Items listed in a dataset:
## Start
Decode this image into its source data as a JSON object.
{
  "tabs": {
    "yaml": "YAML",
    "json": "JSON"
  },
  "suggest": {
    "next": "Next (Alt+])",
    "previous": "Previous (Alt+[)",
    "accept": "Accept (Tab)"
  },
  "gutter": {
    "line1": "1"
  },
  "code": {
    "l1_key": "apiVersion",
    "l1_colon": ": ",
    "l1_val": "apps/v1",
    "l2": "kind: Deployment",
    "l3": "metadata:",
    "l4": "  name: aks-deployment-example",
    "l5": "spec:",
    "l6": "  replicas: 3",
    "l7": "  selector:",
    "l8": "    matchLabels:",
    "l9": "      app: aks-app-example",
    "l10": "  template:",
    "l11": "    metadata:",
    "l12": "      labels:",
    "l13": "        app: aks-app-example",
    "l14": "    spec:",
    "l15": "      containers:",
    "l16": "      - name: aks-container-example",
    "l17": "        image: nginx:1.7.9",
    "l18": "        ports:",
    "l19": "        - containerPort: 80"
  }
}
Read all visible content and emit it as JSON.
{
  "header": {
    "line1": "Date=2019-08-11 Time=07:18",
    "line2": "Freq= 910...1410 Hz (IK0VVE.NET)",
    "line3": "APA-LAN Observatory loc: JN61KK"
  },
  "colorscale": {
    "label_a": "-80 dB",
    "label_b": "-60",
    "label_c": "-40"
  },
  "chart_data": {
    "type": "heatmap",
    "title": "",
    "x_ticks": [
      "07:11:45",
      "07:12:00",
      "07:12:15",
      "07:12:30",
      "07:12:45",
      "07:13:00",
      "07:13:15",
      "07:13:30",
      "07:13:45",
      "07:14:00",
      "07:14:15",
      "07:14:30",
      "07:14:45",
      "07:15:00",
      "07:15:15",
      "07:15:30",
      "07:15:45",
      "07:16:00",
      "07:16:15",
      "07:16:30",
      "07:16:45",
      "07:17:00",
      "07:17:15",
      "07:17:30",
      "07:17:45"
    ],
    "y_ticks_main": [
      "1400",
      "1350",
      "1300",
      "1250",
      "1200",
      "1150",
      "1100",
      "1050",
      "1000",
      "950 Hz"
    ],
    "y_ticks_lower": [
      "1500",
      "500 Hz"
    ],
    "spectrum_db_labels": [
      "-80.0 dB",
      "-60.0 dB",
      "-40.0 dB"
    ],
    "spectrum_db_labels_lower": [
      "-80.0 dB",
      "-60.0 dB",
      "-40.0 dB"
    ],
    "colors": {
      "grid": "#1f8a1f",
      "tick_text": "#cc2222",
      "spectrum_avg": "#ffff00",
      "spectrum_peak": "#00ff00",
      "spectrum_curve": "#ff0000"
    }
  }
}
## End
## Start
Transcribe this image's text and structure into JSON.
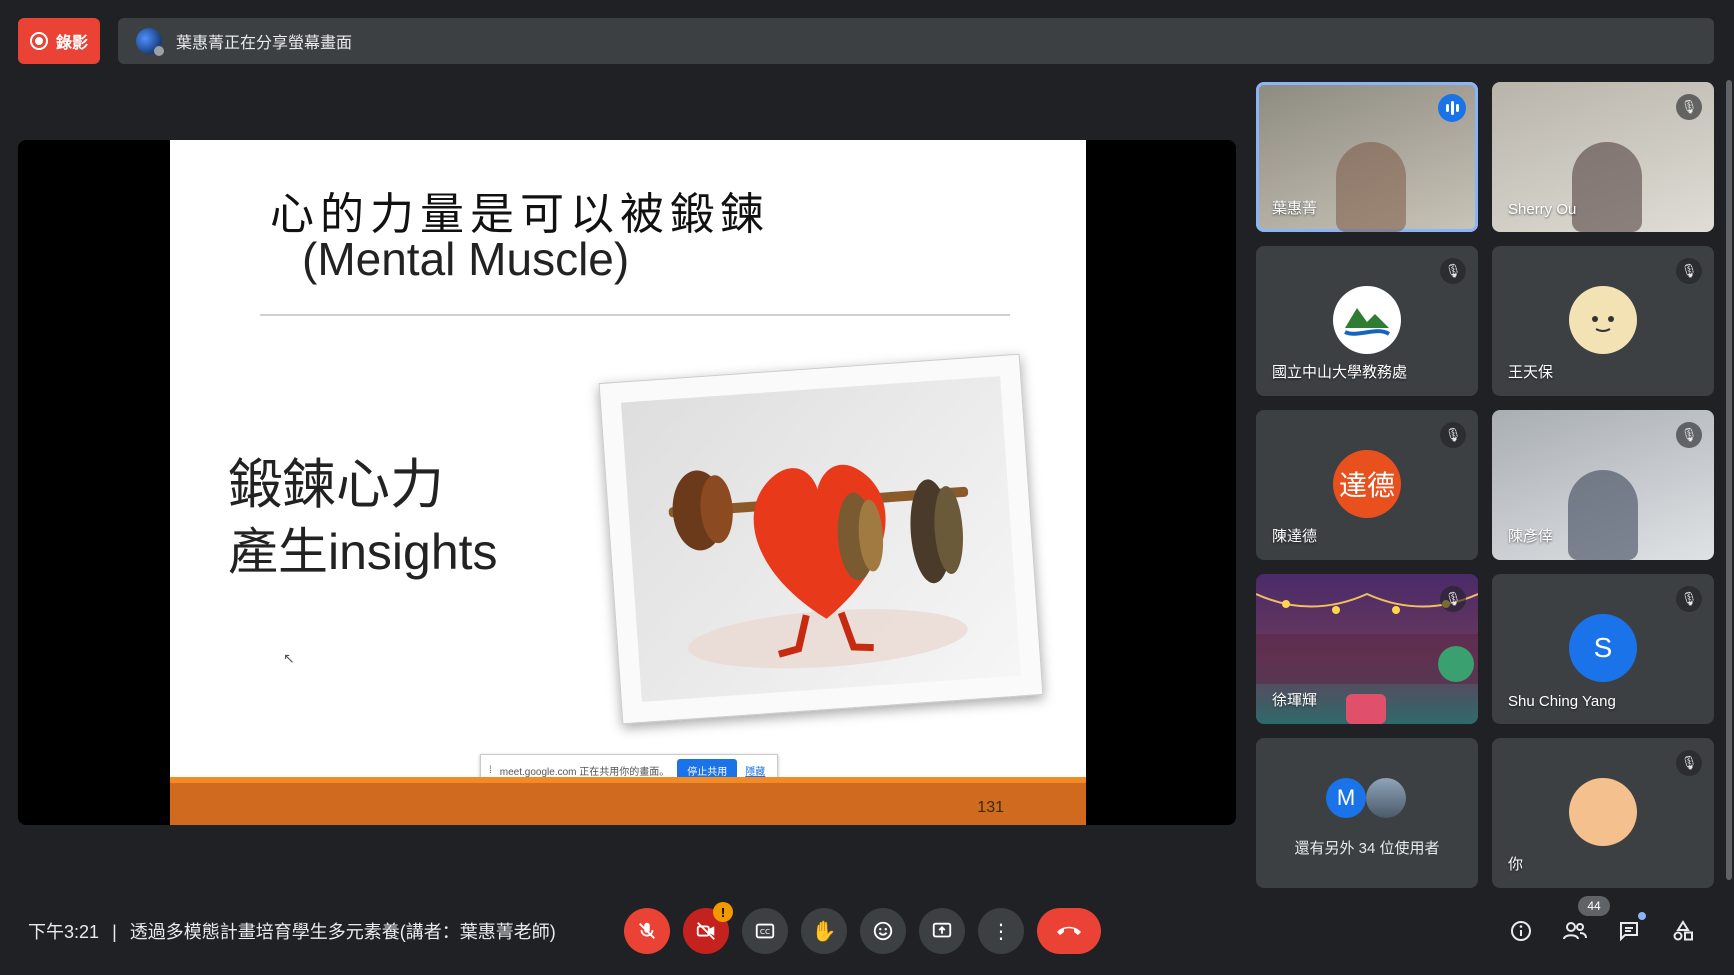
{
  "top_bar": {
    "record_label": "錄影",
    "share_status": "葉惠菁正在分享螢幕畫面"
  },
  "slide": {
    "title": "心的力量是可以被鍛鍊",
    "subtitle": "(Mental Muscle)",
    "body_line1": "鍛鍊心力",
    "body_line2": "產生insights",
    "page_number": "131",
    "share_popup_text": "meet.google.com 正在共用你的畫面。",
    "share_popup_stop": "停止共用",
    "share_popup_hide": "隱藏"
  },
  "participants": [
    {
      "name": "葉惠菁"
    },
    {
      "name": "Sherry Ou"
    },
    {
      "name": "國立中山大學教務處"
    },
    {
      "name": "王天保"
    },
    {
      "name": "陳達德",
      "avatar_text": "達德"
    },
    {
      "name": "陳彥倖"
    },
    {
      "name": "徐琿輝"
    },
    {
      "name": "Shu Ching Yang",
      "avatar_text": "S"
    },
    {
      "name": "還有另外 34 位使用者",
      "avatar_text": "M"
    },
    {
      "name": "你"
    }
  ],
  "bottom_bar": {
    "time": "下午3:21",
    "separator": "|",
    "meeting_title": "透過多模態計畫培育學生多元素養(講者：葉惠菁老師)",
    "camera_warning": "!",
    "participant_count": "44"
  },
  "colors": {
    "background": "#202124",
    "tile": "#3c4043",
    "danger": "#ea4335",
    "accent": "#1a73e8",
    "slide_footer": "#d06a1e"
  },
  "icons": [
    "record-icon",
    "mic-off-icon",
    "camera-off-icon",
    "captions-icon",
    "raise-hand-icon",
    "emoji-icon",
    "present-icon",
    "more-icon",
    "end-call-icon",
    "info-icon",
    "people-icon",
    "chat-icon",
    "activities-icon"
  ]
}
## End
Locate the word "into" in the data above. Copy every line carrying it.

Decode this image into its source data as a JSON object.
Transcribe this image's text and structure into JSON.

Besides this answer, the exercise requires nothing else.